Problem details ▸
Return the full material exactly.

Dataset entries:
○ ○ ○

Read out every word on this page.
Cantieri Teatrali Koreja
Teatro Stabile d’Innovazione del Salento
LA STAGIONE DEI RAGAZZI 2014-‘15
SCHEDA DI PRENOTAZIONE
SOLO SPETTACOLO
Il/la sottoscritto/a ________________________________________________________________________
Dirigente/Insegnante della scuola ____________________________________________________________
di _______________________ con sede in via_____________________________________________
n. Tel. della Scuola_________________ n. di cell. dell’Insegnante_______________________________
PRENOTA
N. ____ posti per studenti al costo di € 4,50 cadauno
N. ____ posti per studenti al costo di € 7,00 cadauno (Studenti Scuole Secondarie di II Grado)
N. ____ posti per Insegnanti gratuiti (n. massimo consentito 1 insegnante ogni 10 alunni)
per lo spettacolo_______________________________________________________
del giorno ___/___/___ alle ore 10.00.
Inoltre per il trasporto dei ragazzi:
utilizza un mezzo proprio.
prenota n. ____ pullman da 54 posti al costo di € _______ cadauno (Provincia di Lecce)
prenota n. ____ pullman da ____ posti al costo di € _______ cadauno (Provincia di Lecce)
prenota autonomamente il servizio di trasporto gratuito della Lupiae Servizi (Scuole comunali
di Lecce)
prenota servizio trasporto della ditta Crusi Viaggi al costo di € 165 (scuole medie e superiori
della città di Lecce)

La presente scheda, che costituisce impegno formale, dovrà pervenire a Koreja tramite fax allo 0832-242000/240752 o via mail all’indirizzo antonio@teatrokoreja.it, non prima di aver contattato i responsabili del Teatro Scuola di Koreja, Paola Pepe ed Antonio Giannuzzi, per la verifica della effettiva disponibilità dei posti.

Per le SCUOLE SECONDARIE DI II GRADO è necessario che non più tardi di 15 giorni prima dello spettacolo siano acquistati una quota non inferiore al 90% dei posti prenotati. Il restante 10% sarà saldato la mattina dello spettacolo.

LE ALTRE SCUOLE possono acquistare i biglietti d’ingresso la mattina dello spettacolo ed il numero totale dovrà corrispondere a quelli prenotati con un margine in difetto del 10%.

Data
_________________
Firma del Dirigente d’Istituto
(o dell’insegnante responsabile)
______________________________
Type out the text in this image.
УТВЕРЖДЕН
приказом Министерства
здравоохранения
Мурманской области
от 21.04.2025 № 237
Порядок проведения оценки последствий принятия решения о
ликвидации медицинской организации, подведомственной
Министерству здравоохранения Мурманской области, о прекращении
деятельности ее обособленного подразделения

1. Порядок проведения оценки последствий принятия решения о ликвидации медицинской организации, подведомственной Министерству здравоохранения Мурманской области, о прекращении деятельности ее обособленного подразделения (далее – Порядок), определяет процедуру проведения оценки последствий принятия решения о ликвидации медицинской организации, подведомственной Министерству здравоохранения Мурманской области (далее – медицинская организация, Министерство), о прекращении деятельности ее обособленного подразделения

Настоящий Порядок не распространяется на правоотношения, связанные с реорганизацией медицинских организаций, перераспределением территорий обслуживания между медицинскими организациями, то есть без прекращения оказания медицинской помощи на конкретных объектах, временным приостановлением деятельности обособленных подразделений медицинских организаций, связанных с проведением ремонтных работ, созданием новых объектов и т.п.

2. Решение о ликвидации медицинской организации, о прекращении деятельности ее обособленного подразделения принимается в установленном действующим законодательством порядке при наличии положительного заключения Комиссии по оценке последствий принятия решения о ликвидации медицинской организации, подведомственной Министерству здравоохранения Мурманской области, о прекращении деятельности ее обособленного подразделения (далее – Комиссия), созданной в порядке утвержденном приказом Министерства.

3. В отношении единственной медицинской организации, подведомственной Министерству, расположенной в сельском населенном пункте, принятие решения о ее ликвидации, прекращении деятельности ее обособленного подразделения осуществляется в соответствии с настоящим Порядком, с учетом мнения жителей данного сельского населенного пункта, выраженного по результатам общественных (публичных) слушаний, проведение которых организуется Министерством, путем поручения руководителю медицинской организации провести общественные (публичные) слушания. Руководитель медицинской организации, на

○ ○ ○

Completed task ▸
Read out every word on this page.
Cantieri Teatrali Koreja
Teatro Stabile d’Innovazione del Salento
LA STAGIONE DEI RAGAZZI 2014-‘15
SCHEDA DI PRENOTAZIONE
SOLO SPETTACOLO
Il/la sottoscritto/a ________________________________________________________________________
Dirigente/Insegnante della scuola ____________________________________________________________
di _______________________ con sede in via_____________________________________________
n. Tel. della Scuola_________________ n. di cell. dell’Insegnante_______________________________
PRENOTA
N. ____ posti per studenti al costo di € 4,50 cadauno
N. ____ posti per studenti al costo di € 7,00 cadauno (Studenti Scuole Secondarie di II Grado)
N. ____ posti per Insegnanti gratuiti (n. massimo consentito 1 insegnante ogni 10 alunni)
per lo spettacolo_______________________________________________________
del giorno ___/___/___ alle ore 10.00.
Inoltre per il trasporto dei ragazzi:
utilizza un mezzo proprio.
prenota n. ____ pullman da 54 posti al costo di € _______ cadauno (Provincia di Lecce)
prenota n. ____ pullman da ____ posti al costo di € _______ cadauno (Provincia di Lecce)
prenota autonomamente il servizio di trasporto gratuito della Lupiae Servizi (Scuole comunali
di Lecce)
prenota servizio trasporto della ditta Crusi Viaggi al costo di € 165 (scuole medie e superiori
della città di Lecce)

La presente scheda, che costituisce impegno formale, dovrà pervenire a Koreja tramite fax allo 0832-242000/240752 o via mail all’indirizzo antonio@teatrokoreja.it, non prima di aver contattato i responsabili del Teatro Scuola di Koreja, Paola Pepe ed Antonio Giannuzzi, per la verifica della effettiva disponibilità dei posti.

Per le SCUOLE SECONDARIE DI II GRADO è necessario che non più tardi di 15 giorni prima dello spettacolo siano acquistati una quota non inferiore al 90% dei posti prenotati. Il restante 10% sarà saldato la mattina dello spettacolo.

LE ALTRE SCUOLE possono acquistare i biglietti d’ingresso la mattina dello spettacolo ed il numero totale dovrà corrispondere a quelli prenotati con un margine in difetto del 10%.

Data
_________________
Firma del Dirigente d’Istituto
(o dell’insegnante responsabile)
______________________________
Type out the text in this image.
УТВЕРЖДЕН
приказом Министерства
здравоохранения
Мурманской области
от 21.04.2025 № 237
Порядок проведения оценки последствий принятия решения о
ликвидации медицинской организации, подведомственной
Министерству здравоохранения Мурманской области, о прекращении
деятельности ее обособленного подразделения

1. Порядок проведения оценки последствий принятия решения о ликвидации медицинской организации, подведомственной Министерству здравоохранения Мурманской области, о прекращении деятельности ее обособленного подразделения (далее – Порядок), определяет процедуру проведения оценки последствий принятия решения о ликвидации медицинской организации, подведомственной Министерству здравоохранения Мурманской области (далее – медицинская организация, Министерство), о прекращении деятельности ее обособленного подразделения

Настоящий Порядок не распространяется на правоотношения, связанные с реорганизацией медицинских организаций, перераспределением территорий обслуживания между медицинскими организациями, то есть без прекращения оказания медицинской помощи на конкретных объектах, временным приостановлением деятельности обособленных подразделений медицинских организаций, связанных с проведением ремонтных работ, созданием новых объектов и т.п.

2. Решение о ликвидации медицинской организации, о прекращении деятельности ее обособленного подразделения принимается в установленном действующим законодательством порядке при наличии положительного заключения Комиссии по оценке последствий принятия решения о ликвидации медицинской организации, подведомственной Министерству здравоохранения Мурманской области, о прекращении деятельности ее обособленного подразделения (далее – Комиссия), созданной в порядке утвержденном приказом Министерства.

3. В отношении единственной медицинской организации, подведомственной Министерству, расположенной в сельском населенном пункте, принятие решения о ее ликвидации, прекращении деятельности ее обособленного подразделения осуществляется в соответствии с настоящим Порядком, с учетом мнения жителей данного сельского населенного пункта, выраженного по результатам общественных (публичных) слушаний, проведение которых организуется Министерством, путем поручения руководителю медицинской организации провести общественные (публичные) слушания. Руководитель медицинской организации, на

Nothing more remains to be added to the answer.